__TASK INSTRUCTIONS__: Search the records below for the word "vassoio" and show every line where it occurs.

(Items from a data source)
━━━━━━━━
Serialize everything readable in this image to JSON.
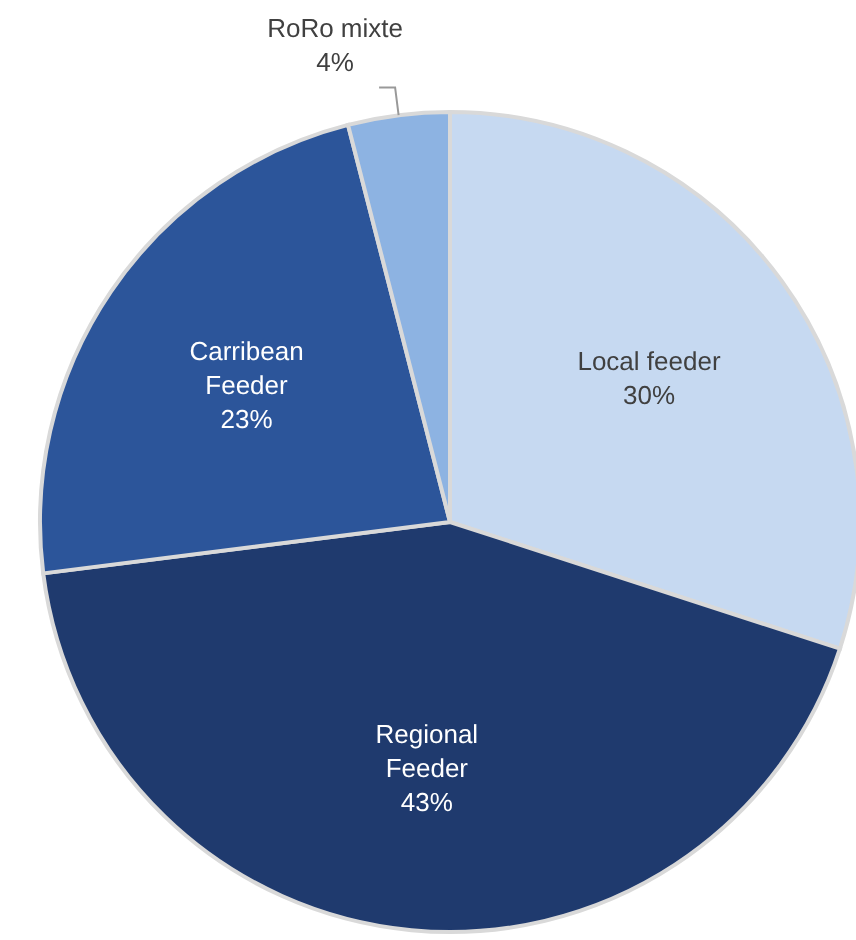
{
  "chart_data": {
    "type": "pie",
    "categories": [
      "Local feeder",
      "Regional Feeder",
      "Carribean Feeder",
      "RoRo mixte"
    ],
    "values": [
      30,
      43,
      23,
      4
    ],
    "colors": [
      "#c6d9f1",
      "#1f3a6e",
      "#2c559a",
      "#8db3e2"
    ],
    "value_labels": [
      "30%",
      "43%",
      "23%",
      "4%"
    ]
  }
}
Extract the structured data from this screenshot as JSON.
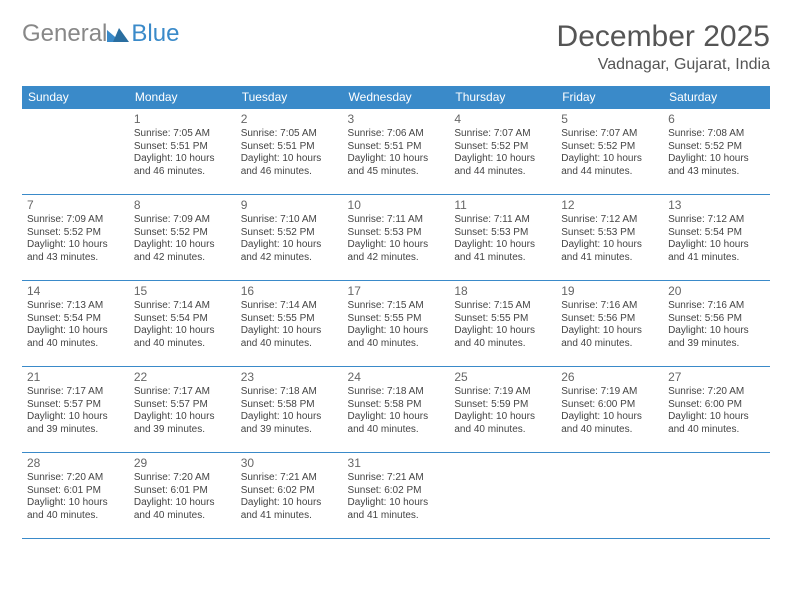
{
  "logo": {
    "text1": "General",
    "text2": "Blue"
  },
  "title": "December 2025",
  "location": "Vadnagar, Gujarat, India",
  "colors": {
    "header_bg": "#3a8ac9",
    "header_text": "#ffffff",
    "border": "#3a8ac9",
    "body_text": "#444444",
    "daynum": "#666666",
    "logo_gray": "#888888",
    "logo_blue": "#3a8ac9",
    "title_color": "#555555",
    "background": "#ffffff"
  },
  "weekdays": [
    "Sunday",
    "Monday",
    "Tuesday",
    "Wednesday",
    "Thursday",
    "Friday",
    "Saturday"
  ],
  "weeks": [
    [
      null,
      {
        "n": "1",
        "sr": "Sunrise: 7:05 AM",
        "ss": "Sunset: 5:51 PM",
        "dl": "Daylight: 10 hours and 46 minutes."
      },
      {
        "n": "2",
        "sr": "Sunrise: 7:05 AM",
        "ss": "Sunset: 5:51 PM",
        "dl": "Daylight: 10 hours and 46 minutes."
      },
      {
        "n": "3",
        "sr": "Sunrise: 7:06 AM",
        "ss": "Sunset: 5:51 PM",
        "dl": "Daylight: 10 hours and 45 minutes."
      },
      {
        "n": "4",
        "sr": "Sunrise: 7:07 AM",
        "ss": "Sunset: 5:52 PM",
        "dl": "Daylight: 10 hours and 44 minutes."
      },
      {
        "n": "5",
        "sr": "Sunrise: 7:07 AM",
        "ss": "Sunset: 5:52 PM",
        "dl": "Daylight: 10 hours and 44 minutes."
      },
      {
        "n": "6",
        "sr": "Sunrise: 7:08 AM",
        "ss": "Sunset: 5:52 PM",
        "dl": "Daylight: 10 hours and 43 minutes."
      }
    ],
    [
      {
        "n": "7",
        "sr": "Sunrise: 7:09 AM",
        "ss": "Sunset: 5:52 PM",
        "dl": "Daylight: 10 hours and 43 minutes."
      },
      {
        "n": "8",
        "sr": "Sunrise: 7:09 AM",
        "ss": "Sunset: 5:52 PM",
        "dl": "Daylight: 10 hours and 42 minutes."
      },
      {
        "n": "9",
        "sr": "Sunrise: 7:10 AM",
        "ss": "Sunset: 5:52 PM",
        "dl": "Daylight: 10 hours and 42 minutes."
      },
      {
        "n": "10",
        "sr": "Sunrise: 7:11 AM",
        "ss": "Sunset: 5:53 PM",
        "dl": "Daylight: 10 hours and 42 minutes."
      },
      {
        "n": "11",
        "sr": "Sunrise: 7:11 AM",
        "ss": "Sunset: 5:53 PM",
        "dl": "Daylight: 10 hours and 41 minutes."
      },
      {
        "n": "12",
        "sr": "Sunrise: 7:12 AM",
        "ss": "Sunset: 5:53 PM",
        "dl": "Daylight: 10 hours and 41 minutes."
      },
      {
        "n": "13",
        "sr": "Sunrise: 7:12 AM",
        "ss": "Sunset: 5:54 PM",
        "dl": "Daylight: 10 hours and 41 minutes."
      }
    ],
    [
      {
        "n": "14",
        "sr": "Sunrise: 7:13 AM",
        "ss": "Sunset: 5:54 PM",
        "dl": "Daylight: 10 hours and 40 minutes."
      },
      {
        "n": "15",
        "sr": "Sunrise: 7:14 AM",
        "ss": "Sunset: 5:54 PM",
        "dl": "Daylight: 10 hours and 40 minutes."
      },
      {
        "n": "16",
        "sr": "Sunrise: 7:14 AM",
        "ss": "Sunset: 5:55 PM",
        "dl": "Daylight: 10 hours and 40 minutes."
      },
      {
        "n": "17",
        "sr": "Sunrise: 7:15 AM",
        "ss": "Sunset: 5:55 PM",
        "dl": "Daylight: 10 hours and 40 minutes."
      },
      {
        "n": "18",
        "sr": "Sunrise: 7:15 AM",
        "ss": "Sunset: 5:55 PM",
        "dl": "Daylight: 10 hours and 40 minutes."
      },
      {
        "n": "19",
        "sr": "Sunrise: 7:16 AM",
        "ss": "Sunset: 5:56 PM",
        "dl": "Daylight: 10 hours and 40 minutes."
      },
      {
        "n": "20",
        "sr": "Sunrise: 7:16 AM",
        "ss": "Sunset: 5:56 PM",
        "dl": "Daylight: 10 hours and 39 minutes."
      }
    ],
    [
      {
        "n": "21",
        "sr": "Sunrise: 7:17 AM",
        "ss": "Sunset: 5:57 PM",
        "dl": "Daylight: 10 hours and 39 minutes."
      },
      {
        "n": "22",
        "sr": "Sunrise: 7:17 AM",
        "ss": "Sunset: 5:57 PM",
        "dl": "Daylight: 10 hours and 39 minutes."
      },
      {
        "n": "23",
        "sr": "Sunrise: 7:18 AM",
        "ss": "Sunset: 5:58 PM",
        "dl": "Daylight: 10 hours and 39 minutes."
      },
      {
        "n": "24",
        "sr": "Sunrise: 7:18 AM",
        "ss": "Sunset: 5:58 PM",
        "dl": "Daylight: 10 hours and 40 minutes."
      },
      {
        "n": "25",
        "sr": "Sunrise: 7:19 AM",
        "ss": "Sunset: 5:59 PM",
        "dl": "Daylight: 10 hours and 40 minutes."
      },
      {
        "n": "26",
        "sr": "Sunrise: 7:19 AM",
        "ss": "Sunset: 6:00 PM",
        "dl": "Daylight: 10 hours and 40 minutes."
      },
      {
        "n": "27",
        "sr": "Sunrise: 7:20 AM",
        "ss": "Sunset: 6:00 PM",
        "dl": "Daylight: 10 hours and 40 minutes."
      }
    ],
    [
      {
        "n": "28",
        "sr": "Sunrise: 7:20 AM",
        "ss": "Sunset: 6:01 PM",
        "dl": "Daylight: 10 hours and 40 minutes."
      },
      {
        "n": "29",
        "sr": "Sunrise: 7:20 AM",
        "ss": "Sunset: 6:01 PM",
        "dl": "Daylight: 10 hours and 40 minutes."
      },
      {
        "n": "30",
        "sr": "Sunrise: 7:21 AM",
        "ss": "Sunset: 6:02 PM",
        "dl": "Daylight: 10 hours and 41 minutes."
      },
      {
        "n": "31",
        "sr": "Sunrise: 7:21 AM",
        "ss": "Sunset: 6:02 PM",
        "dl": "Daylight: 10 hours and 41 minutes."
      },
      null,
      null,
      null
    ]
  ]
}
━━━━━━━━
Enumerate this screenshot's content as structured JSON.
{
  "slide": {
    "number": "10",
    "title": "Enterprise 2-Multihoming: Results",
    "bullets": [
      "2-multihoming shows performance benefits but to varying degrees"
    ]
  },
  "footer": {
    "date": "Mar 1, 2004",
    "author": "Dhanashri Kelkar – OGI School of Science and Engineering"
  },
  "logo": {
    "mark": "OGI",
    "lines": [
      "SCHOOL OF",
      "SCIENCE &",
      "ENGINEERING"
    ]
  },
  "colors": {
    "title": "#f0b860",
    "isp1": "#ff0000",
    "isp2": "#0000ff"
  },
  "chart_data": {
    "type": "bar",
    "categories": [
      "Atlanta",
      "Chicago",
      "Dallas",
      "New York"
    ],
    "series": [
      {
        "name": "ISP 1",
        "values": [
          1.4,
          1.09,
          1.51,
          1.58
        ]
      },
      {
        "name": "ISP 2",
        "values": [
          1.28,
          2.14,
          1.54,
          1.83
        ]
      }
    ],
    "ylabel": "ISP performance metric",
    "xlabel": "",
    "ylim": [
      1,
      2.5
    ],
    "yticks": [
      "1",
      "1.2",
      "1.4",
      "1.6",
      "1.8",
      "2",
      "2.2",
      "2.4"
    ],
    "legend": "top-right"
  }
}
━━━━━━━━
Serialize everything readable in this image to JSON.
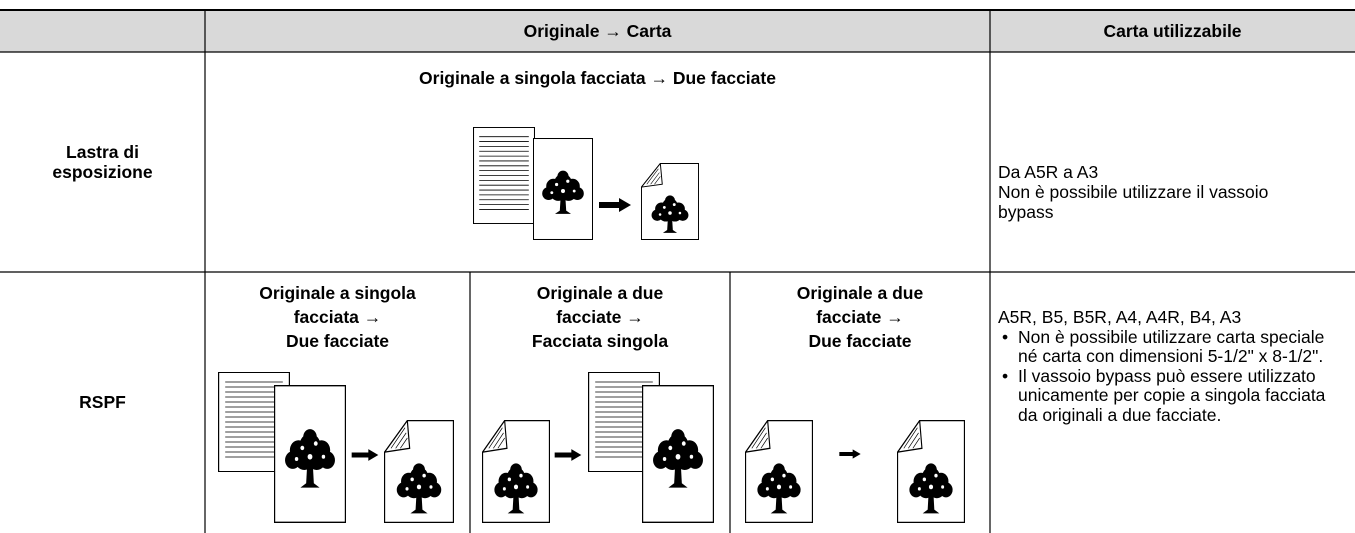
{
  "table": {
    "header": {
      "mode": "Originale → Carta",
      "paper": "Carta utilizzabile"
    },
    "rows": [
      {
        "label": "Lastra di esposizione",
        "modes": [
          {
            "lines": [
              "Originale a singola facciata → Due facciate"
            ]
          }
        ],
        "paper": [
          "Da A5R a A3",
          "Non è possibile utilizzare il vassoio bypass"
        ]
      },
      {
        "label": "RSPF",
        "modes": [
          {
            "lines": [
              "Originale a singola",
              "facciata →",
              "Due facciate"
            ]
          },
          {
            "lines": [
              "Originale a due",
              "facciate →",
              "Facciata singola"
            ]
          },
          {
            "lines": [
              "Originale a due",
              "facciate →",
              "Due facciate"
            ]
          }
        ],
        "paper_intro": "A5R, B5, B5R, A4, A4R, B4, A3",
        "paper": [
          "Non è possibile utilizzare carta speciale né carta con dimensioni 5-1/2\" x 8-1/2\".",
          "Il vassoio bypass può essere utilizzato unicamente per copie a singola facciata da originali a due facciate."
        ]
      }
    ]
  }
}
━━━━━━━━
__REPLY TO THE TASK__:
          "Non è possibile utilizzare il vassoio bypass"
          "Il vassoio bypass può essere utilizzato unicamente per copie a singola facciata da originali a due facciate."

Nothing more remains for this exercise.